▶ _CHALLENGE_: Only the number is wanted: how many lines hold the word "Unity"?

Dataset items:
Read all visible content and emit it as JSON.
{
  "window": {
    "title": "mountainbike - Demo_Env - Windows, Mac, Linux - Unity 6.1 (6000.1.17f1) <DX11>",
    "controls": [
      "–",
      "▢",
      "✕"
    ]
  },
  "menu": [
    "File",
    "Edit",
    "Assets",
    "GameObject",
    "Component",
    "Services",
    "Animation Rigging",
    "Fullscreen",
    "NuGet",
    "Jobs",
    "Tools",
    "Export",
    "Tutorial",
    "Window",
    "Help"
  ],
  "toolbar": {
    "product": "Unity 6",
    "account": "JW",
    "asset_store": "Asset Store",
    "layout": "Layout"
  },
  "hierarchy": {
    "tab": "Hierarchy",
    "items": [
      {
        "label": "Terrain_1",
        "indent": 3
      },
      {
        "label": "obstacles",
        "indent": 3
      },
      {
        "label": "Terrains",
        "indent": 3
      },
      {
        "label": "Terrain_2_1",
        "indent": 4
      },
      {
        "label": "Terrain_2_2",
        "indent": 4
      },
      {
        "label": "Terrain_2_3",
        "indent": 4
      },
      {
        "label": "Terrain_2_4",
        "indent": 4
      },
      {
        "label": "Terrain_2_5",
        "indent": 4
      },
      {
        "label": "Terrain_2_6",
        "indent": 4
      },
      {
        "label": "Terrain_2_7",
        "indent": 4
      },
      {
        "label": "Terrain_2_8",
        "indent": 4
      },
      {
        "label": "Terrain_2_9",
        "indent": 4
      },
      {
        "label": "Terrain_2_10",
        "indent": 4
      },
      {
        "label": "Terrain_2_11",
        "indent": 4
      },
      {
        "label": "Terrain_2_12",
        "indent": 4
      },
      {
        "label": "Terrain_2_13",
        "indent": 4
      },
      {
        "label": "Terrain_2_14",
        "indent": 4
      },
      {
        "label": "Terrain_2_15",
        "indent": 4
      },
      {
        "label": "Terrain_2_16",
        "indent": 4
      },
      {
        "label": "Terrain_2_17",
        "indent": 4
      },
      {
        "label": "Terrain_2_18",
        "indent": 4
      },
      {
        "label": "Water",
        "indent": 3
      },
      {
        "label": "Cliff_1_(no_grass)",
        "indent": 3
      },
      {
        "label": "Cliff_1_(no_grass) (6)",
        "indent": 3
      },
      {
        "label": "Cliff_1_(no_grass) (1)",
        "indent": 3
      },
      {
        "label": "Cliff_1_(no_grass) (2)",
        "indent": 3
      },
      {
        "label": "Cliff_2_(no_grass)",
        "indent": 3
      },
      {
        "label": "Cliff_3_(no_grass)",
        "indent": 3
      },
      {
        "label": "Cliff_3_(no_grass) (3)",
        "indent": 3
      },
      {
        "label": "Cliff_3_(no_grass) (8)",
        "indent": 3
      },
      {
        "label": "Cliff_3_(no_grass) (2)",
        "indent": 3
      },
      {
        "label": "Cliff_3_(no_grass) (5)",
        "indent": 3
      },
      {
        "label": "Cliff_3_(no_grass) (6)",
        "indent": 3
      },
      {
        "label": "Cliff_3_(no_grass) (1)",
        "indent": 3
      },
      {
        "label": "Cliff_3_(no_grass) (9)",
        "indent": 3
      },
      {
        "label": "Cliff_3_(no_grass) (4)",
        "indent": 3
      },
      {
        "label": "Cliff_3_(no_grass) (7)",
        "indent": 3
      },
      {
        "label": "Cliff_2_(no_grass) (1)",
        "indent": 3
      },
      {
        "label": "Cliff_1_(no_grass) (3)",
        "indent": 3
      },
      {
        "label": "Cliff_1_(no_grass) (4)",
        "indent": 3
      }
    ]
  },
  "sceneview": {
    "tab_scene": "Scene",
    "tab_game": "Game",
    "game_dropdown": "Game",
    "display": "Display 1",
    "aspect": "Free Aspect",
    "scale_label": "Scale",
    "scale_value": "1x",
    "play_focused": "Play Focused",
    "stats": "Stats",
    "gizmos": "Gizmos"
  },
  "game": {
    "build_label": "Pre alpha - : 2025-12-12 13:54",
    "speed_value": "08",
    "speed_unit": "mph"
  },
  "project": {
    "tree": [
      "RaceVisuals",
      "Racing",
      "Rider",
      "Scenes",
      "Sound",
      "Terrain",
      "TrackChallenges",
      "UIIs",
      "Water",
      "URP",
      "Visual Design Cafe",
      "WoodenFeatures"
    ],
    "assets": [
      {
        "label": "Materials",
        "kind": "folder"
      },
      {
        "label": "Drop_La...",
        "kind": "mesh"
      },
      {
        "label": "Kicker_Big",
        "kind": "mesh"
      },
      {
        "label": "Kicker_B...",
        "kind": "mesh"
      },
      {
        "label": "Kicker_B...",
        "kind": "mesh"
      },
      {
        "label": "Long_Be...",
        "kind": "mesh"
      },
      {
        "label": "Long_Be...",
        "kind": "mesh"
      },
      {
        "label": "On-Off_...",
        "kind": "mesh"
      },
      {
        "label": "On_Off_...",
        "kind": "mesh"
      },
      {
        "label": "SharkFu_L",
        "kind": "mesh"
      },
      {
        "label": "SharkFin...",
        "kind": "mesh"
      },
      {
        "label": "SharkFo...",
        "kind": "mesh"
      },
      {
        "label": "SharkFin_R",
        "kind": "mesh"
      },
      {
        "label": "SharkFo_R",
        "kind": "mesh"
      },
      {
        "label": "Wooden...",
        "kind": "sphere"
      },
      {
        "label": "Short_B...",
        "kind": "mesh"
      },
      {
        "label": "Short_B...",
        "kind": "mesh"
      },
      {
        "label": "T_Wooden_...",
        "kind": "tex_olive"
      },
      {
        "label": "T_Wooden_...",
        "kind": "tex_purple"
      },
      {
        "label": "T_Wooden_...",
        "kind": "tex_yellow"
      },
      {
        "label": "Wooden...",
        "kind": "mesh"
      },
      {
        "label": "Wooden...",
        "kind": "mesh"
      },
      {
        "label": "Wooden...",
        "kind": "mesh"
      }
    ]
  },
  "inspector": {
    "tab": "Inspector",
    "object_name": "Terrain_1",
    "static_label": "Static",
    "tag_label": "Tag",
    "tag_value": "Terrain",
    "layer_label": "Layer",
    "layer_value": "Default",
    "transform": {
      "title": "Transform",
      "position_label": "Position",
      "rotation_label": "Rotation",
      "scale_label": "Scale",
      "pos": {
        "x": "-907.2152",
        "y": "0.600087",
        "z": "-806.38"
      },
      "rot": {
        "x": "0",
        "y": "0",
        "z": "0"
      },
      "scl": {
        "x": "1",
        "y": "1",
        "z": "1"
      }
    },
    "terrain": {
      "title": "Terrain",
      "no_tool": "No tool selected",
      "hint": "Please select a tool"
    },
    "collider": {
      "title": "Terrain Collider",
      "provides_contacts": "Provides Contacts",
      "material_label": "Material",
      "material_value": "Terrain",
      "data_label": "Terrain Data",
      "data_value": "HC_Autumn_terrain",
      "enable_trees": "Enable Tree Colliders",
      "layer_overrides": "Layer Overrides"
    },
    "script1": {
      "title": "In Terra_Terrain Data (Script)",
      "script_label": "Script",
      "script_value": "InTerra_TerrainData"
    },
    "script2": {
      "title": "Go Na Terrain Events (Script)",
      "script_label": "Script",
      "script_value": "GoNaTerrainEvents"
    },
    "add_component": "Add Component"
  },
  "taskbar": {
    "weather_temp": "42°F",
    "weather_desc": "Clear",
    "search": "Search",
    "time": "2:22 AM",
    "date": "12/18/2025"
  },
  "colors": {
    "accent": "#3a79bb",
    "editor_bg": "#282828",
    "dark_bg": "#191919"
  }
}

▶ _THE COMPLETED TASK_: 2